▶ [YOUR INSTRUCTIONS]
Go through the material below and copy each line where the word "before" appears.
--- DATASET ROWS ---
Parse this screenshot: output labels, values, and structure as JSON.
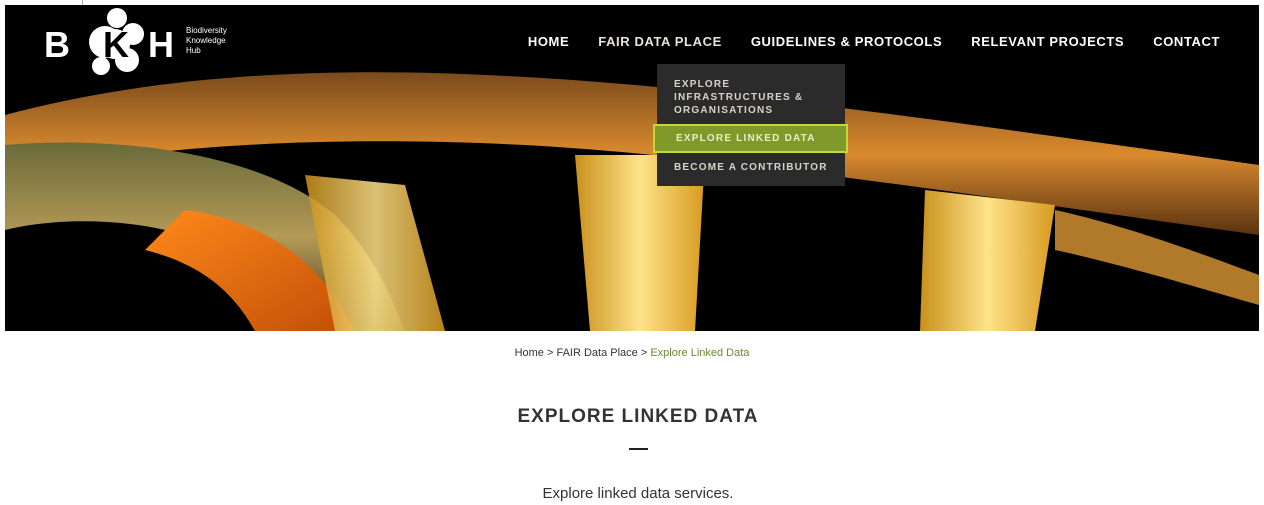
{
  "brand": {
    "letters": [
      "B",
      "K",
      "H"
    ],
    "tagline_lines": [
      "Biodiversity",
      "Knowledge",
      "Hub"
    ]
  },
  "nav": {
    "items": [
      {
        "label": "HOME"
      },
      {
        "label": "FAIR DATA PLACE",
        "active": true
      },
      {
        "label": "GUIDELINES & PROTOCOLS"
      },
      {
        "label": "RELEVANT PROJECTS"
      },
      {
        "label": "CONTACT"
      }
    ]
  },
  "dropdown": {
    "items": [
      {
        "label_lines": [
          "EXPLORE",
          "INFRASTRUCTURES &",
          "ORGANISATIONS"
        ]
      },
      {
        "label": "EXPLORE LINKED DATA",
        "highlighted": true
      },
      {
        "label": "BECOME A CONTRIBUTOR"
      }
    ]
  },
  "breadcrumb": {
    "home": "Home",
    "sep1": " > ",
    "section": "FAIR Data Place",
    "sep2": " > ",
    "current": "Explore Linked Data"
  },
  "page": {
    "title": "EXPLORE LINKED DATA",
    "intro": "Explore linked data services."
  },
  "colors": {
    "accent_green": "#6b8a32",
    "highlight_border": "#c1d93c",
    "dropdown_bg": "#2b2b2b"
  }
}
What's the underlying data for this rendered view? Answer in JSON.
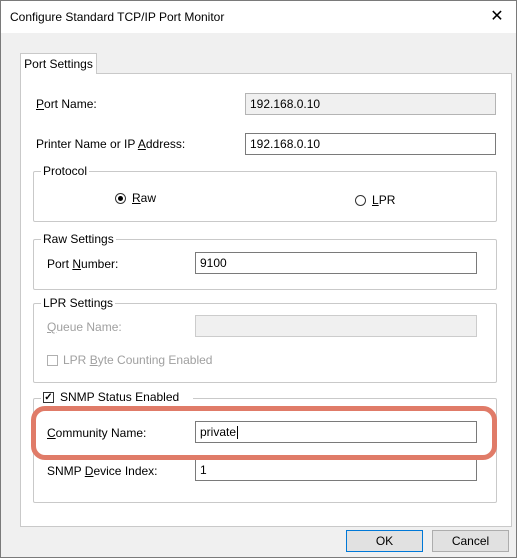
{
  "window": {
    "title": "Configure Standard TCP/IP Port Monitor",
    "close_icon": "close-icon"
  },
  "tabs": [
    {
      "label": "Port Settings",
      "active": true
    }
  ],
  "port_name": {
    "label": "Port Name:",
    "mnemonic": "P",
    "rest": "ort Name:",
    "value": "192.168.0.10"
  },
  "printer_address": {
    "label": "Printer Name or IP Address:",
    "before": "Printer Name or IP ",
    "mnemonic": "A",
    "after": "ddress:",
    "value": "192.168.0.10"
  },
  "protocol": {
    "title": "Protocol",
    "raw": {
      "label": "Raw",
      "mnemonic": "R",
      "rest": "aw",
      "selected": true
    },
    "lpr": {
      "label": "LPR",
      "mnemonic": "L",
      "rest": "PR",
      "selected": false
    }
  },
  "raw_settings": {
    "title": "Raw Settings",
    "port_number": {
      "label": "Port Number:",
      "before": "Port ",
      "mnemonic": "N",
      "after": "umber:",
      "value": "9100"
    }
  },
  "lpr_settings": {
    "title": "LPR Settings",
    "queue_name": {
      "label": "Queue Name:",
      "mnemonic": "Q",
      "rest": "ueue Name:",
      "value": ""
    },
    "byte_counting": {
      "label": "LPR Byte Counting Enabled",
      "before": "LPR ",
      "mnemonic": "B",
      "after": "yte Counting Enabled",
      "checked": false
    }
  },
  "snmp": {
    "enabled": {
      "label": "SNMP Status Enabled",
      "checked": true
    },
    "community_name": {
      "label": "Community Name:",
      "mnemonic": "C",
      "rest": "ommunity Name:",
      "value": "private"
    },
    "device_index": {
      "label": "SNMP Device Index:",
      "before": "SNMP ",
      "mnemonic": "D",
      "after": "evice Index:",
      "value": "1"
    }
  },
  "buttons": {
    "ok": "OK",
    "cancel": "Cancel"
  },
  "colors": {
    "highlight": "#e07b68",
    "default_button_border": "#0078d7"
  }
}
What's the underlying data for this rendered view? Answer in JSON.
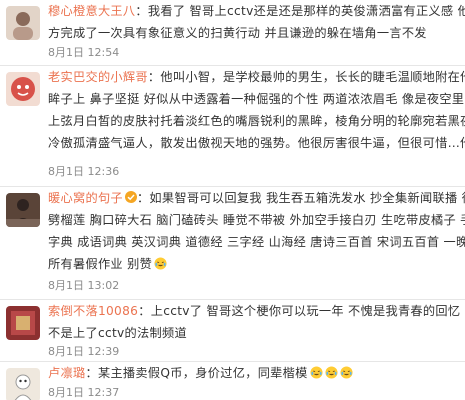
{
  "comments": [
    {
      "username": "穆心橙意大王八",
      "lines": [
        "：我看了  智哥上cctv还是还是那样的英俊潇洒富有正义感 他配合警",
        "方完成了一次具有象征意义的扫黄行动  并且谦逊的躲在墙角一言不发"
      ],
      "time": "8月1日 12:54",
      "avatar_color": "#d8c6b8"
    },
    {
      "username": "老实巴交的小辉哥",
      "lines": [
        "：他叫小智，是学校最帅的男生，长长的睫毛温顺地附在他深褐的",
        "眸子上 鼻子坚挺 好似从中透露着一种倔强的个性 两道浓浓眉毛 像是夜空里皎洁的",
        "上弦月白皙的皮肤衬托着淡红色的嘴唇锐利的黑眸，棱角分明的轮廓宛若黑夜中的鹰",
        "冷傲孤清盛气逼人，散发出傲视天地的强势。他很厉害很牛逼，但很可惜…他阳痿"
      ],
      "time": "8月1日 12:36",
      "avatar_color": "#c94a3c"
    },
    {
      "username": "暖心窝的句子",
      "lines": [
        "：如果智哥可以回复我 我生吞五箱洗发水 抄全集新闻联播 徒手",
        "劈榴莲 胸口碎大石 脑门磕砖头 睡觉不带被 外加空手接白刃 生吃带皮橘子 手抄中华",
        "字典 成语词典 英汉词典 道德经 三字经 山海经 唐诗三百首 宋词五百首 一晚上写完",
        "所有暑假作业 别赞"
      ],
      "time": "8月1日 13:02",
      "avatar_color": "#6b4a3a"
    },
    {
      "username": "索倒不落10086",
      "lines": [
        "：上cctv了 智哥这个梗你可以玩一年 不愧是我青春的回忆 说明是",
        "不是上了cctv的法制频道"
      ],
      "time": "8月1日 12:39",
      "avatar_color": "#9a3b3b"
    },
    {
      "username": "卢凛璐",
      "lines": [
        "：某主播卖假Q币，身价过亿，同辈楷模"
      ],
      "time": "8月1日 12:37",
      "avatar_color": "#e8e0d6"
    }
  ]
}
---
--- DATASET ROWS ---
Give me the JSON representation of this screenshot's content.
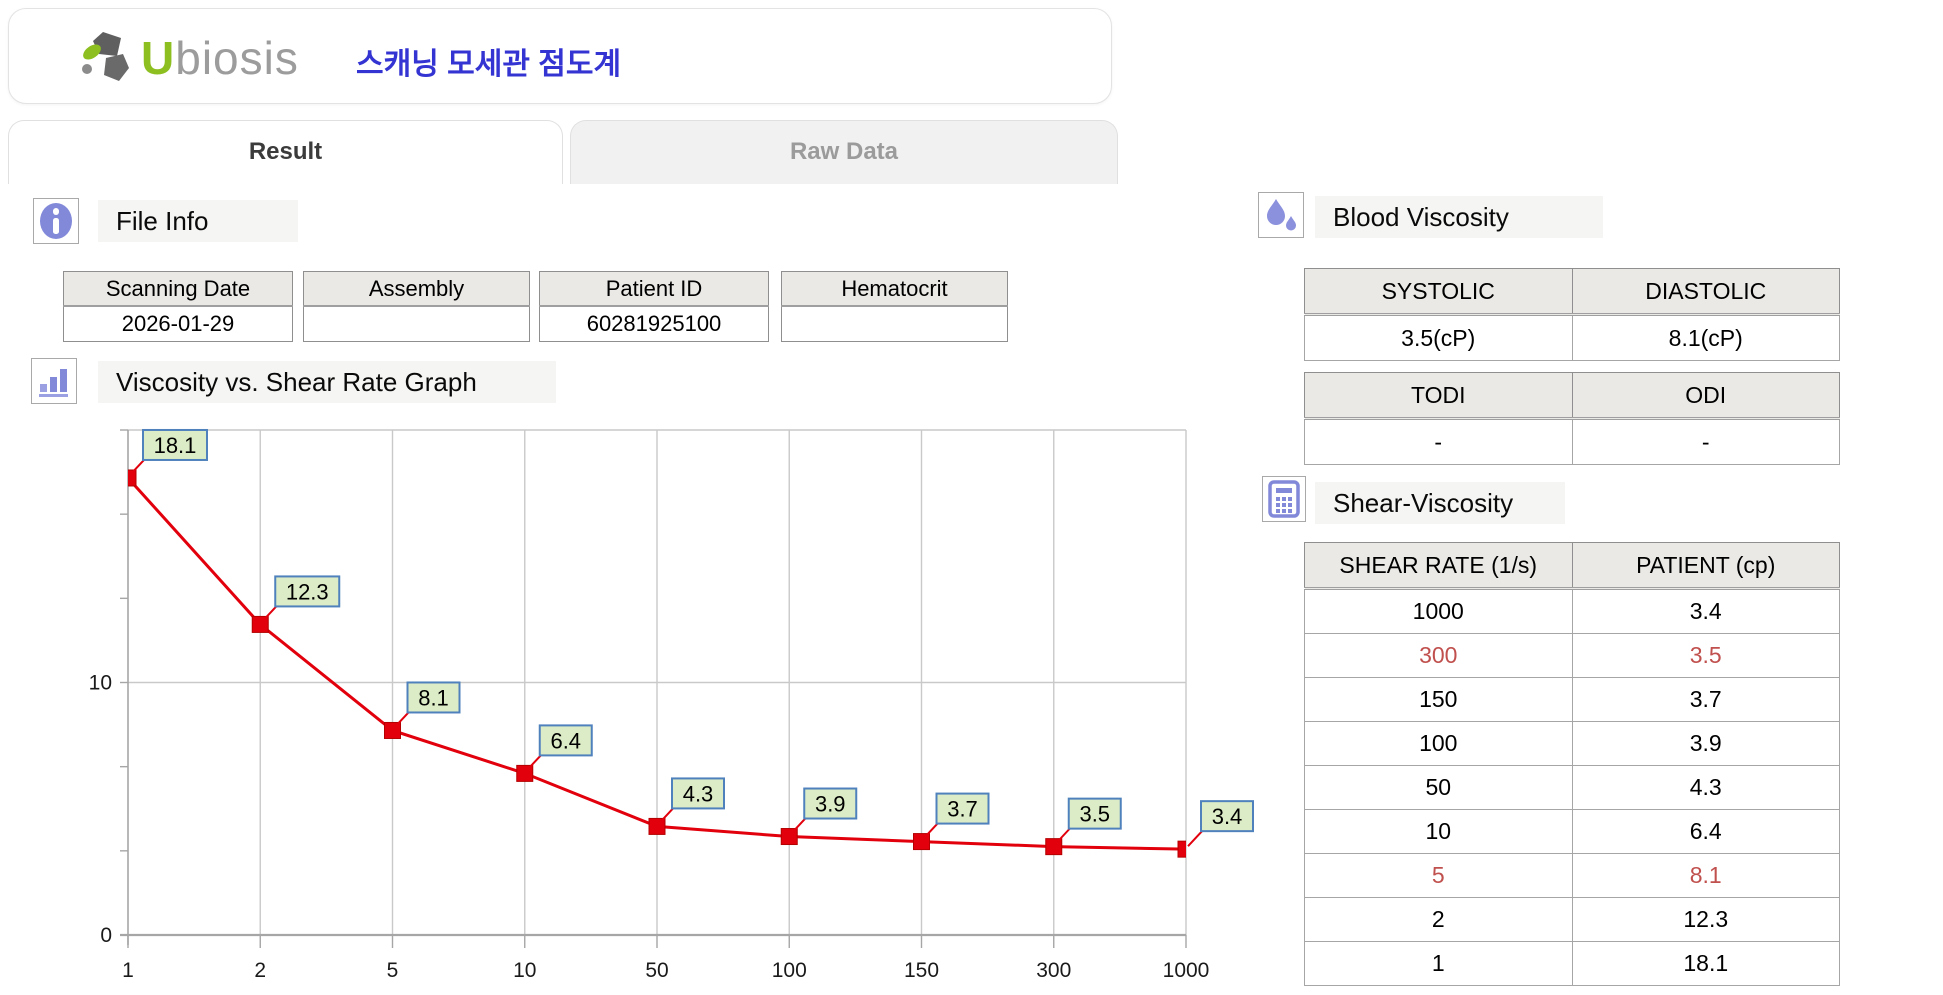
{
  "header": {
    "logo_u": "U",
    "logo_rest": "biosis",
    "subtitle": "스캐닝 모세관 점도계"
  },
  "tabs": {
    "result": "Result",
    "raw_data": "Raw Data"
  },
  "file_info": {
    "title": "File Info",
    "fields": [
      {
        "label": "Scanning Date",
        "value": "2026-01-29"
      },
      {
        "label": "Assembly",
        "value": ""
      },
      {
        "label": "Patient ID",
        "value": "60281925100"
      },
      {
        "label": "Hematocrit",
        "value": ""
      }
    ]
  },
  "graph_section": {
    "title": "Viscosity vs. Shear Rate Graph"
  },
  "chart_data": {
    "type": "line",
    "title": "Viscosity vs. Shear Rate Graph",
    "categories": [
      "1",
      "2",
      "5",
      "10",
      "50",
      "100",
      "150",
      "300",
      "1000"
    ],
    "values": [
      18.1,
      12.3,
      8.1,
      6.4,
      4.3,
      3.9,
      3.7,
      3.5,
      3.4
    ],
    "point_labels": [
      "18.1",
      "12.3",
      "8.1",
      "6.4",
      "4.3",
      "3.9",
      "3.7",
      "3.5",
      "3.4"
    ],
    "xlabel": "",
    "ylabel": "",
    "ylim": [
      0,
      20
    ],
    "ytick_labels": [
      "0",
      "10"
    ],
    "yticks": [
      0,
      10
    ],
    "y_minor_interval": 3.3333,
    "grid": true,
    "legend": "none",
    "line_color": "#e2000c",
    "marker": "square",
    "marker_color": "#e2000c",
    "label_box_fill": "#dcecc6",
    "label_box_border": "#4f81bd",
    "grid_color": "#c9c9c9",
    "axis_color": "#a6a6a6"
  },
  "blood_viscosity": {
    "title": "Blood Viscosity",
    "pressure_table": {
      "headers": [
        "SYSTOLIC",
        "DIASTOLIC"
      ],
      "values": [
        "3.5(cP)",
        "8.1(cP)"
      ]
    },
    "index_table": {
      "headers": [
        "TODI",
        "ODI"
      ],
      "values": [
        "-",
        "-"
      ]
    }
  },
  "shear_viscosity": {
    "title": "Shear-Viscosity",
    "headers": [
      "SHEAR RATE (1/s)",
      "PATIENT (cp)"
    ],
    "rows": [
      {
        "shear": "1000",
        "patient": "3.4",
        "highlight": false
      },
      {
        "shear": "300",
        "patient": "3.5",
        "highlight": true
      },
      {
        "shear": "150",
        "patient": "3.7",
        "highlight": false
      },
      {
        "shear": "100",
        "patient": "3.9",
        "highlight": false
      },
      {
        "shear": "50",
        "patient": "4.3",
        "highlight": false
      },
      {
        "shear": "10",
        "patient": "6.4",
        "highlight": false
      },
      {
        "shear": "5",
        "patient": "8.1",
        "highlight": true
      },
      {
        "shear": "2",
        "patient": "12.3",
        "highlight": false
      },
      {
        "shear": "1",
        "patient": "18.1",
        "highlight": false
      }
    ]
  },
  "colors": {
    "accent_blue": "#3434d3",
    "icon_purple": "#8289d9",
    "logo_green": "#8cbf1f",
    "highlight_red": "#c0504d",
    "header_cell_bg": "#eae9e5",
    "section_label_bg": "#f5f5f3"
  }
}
---
--- DATASET ROWS ---
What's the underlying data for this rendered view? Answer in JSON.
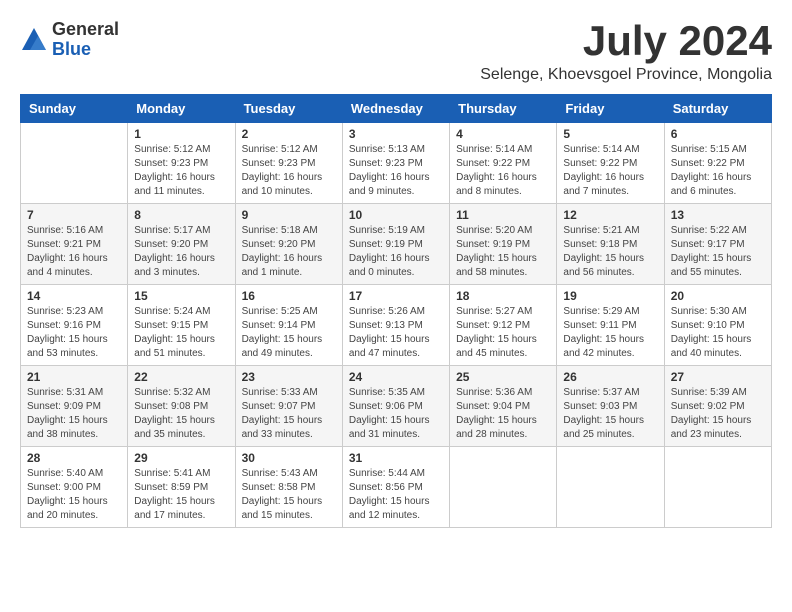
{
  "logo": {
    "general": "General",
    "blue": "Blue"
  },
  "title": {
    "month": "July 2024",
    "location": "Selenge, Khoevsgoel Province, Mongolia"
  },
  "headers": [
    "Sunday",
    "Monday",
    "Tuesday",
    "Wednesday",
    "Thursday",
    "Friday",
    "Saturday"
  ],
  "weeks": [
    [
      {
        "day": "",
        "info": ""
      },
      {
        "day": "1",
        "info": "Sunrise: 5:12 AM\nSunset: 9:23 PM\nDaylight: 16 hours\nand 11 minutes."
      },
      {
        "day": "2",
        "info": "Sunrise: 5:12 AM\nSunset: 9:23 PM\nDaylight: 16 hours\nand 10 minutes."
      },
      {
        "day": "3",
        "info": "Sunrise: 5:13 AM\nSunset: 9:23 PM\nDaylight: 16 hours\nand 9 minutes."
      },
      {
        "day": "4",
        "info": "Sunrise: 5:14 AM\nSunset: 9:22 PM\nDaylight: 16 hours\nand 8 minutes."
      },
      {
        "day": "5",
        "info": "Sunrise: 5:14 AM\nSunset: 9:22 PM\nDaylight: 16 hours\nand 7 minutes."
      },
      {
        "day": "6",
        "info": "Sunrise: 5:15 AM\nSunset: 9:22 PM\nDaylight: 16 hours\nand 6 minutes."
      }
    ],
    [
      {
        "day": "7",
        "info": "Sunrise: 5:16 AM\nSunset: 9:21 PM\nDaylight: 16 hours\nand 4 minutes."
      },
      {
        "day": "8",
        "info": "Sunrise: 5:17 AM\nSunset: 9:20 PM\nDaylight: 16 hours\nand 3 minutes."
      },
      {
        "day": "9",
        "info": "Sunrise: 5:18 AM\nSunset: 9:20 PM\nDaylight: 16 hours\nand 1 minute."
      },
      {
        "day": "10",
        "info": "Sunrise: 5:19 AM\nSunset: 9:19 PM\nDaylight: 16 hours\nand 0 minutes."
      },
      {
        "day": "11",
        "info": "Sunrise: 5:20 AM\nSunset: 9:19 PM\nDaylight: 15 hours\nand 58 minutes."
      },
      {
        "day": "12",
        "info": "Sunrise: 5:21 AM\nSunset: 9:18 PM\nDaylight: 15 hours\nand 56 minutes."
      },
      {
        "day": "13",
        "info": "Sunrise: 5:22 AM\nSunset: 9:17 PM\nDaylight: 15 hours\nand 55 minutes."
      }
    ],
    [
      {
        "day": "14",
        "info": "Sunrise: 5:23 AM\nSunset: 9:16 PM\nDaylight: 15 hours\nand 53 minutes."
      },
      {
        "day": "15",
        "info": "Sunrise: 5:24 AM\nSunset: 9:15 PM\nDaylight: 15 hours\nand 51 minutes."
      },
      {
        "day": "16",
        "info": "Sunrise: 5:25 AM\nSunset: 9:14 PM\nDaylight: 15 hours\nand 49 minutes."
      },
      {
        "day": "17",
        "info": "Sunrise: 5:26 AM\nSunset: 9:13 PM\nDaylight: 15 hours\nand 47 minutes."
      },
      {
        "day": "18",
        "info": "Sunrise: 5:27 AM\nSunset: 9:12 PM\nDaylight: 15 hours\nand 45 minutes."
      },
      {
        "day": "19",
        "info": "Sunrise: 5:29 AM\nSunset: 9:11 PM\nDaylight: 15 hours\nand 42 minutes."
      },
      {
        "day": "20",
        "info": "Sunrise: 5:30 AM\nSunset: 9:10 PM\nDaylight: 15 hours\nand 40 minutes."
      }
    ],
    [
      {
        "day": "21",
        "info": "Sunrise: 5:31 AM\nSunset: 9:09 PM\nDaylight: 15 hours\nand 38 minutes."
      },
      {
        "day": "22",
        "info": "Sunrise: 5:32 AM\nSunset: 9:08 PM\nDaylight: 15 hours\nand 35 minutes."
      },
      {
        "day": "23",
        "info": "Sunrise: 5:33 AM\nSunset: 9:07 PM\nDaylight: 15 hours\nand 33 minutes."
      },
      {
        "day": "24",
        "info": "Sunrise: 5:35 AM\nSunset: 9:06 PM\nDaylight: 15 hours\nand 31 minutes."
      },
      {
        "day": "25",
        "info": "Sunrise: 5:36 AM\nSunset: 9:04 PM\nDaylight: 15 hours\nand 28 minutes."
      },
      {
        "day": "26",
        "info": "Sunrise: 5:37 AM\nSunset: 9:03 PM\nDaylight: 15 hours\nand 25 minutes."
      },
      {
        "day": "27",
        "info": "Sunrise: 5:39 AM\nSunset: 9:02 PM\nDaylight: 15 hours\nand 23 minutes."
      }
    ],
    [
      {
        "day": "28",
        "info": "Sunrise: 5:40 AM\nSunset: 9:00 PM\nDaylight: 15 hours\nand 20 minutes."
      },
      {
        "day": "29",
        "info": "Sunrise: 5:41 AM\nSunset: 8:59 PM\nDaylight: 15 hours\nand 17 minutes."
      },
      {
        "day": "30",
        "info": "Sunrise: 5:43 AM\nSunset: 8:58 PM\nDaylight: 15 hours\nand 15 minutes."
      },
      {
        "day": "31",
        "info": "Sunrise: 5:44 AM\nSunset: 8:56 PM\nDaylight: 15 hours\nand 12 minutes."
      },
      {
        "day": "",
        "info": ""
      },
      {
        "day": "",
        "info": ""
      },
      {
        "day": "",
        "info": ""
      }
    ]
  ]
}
---
▶ [ANSWER TO THE TASK]
    "before": "Printer Name or IP ",
      "before": "Port ",
      "before": "LPR ",
      "before": "SNMP ",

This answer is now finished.